SET EXERCISE
Report every line in the listing that contains the string "spool".

[begin PROVIDED RECORDS]

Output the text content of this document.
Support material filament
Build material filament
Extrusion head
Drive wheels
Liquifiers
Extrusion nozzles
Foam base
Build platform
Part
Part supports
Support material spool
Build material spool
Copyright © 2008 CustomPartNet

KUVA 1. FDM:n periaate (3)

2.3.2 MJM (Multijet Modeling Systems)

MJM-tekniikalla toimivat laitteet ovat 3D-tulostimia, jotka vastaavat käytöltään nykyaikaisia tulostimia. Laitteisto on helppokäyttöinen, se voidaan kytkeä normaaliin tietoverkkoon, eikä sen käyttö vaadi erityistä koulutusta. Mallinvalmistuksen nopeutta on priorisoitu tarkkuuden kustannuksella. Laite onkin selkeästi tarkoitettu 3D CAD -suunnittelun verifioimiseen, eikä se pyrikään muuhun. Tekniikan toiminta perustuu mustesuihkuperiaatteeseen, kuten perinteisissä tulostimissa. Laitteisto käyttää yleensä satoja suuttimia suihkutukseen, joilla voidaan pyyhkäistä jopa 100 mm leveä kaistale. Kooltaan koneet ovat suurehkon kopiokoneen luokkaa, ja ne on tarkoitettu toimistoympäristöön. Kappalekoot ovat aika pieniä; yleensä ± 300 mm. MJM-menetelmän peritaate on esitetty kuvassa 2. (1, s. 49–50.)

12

[end PROVIDED RECORDS]

CORRECT RESULT
Support material spool
Build material spool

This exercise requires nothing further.